Dataset rows.
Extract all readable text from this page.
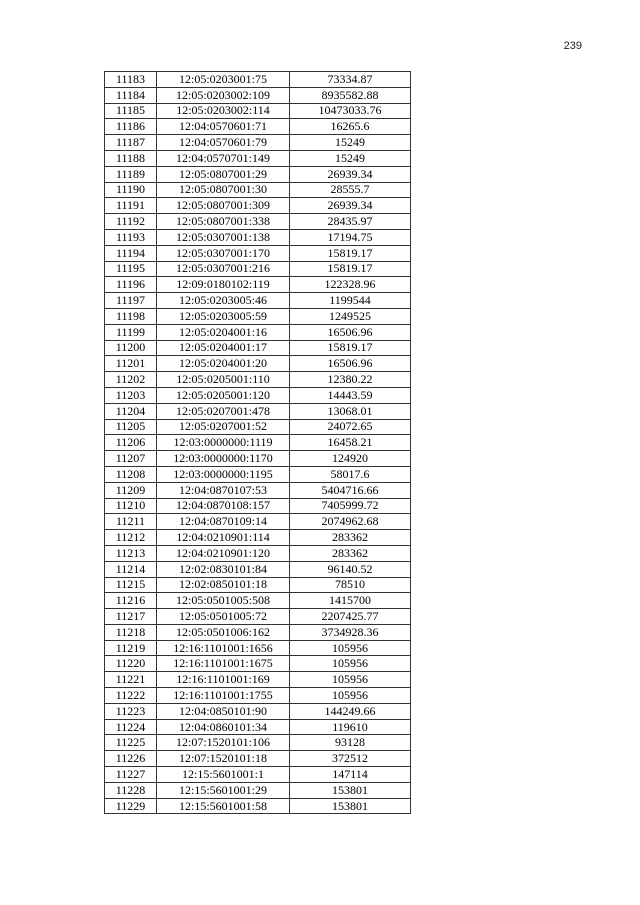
239
11183	12:05:0203001:75	73334.87
11184	12:05:0203002:109	8935582.88
11185	12:05:0203002:114	10473033.76
11186	12:04:0570601:71	16265.6
11187	12:04:0570601:79	15249
11188	12:04:0570701:149	15249
11189	12:05:0807001:29	26939.34
11190	12:05:0807001:30	28555.7
11191	12:05:0807001:309	26939.34
11192	12:05:0807001:338	28435.97
11193	12:05:0307001:138	17194.75
11194	12:05:0307001:170	15819.17
11195	12:05:0307001:216	15819.17
11196	12:09:0180102:119	122328.96
11197	12:05:0203005:46	1199544
11198	12:05:0203005:59	1249525
11199	12:05:0204001:16	16506.96
11200	12:05:0204001:17	15819.17
11201	12:05:0204001:20	16506.96
11202	12:05:0205001:110	12380.22
11203	12:05:0205001:120	14443.59
11204	12:05:0207001:478	13068.01
11205	12:05:0207001:52	24072.65
11206	12:03:0000000:1119	16458.21
11207	12:03:0000000:1170	124920
11208	12:03:0000000:1195	58017.6
11209	12:04:0870107:53	5404716.66
11210	12:04:0870108:157	7405999.72
11211	12:04:0870109:14	2074962.68
11212	12:04:0210901:114	283362
11213	12:04:0210901:120	283362
11214	12:02:0830101:84	96140.52
11215	12:02:0850101:18	78510
11216	12:05:0501005:508	1415700
11217	12:05:0501005:72	2207425.77
11218	12:05:0501006:162	3734928.36
11219	12:16:1101001:1656	105956
11220	12:16:1101001:1675	105956
11221	12:16:1101001:169	105956
11222	12:16:1101001:1755	105956
11223	12:04:0850101:90	144249.66
11224	12:04:0860101:34	119610
11225	12:07:1520101:106	93128
11226	12:07:1520101:18	372512
11227	12:15:5601001:1	147114
11228	12:15:5601001:29	153801
11229	12:15:5601001:58	153801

Given task. Copy every entry exactly as written. Pictures are excluded.

Response.
Extract all readable text from this page.
239
11183	12:05:0203001:75	73334.87
11184	12:05:0203002:109	8935582.88
11185	12:05:0203002:114	10473033.76
11186	12:04:0570601:71	16265.6
11187	12:04:0570601:79	15249
11188	12:04:0570701:149	15249
11189	12:05:0807001:29	26939.34
11190	12:05:0807001:30	28555.7
11191	12:05:0807001:309	26939.34
11192	12:05:0807001:338	28435.97
11193	12:05:0307001:138	17194.75
11194	12:05:0307001:170	15819.17
11195	12:05:0307001:216	15819.17
11196	12:09:0180102:119	122328.96
11197	12:05:0203005:46	1199544
11198	12:05:0203005:59	1249525
11199	12:05:0204001:16	16506.96
11200	12:05:0204001:17	15819.17
11201	12:05:0204001:20	16506.96
11202	12:05:0205001:110	12380.22
11203	12:05:0205001:120	14443.59
11204	12:05:0207001:478	13068.01
11205	12:05:0207001:52	24072.65
11206	12:03:0000000:1119	16458.21
11207	12:03:0000000:1170	124920
11208	12:03:0000000:1195	58017.6
11209	12:04:0870107:53	5404716.66
11210	12:04:0870108:157	7405999.72
11211	12:04:0870109:14	2074962.68
11212	12:04:0210901:114	283362
11213	12:04:0210901:120	283362
11214	12:02:0830101:84	96140.52
11215	12:02:0850101:18	78510
11216	12:05:0501005:508	1415700
11217	12:05:0501005:72	2207425.77
11218	12:05:0501006:162	3734928.36
11219	12:16:1101001:1656	105956
11220	12:16:1101001:1675	105956
11221	12:16:1101001:169	105956
11222	12:16:1101001:1755	105956
11223	12:04:0850101:90	144249.66
11224	12:04:0860101:34	119610
11225	12:07:1520101:106	93128
11226	12:07:1520101:18	372512
11227	12:15:5601001:1	147114
11228	12:15:5601001:29	153801
11229	12:15:5601001:58	153801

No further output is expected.